» CHALLENGE
Copy each line below that contains "seat".

>> begin

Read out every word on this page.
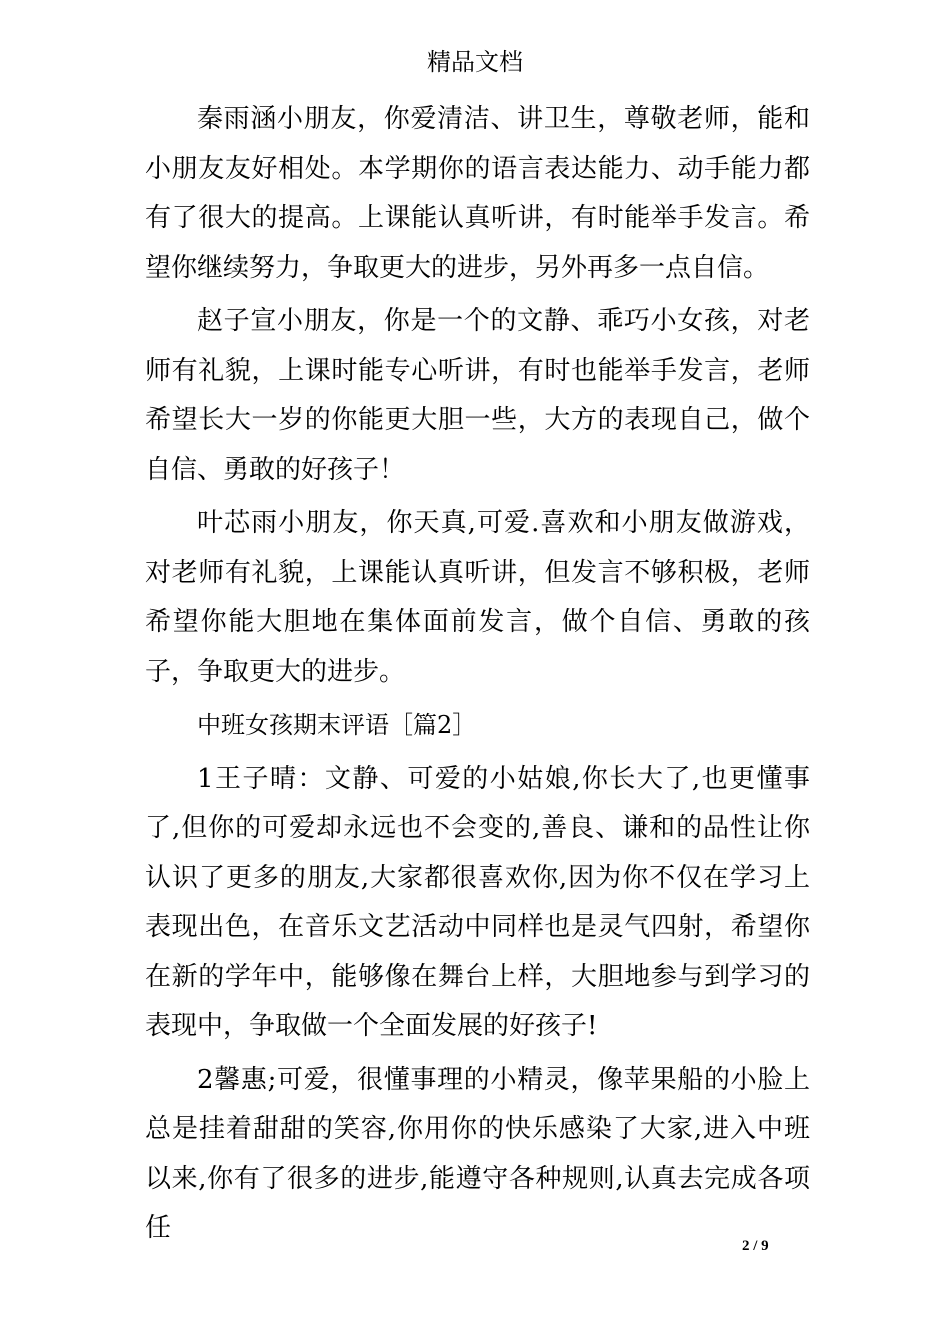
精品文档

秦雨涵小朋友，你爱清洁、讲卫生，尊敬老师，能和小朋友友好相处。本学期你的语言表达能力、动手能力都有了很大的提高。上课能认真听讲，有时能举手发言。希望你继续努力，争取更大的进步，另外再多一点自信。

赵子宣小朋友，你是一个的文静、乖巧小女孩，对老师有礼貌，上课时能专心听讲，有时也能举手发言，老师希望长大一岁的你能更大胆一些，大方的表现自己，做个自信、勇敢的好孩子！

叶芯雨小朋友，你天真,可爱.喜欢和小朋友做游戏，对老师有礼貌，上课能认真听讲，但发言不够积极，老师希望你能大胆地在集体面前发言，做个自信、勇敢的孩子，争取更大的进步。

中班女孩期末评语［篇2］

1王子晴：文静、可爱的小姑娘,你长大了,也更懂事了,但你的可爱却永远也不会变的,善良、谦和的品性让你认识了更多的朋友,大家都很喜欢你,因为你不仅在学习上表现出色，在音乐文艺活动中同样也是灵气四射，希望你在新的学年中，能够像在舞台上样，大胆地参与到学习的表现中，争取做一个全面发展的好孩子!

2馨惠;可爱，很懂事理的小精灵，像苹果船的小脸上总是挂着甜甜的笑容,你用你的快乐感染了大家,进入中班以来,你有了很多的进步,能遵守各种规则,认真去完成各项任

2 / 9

>> end
>> begin

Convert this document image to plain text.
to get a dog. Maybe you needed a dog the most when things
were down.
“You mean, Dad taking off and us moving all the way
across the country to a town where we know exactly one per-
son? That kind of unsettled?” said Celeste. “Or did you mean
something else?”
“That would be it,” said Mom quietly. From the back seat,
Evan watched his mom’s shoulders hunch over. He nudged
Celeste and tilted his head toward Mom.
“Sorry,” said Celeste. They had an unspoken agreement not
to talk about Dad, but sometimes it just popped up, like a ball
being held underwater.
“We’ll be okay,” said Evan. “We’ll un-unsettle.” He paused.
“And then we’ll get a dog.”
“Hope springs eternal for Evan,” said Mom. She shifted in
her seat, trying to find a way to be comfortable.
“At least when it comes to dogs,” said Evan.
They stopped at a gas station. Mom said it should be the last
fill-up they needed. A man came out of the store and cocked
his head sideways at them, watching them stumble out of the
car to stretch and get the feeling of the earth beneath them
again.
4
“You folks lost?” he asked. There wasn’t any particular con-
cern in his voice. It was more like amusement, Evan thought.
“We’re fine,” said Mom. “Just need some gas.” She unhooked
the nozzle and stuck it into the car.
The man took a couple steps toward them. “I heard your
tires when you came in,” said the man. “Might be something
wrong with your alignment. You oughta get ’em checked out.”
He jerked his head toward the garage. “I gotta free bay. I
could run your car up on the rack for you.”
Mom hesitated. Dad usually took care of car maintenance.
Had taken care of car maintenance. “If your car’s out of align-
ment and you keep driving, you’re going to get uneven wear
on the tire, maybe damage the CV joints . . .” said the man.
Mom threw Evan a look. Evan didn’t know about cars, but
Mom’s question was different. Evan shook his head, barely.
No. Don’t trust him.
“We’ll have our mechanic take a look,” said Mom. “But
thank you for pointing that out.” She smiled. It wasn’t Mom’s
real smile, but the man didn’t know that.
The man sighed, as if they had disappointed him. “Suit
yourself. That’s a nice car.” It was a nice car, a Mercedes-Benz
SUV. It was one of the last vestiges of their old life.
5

>> end

» SOLUTION FOR THIS PROBLEM
“That would be it,” said Mom quietly. From the back seat,
her seat, trying to find a way to be comfortable.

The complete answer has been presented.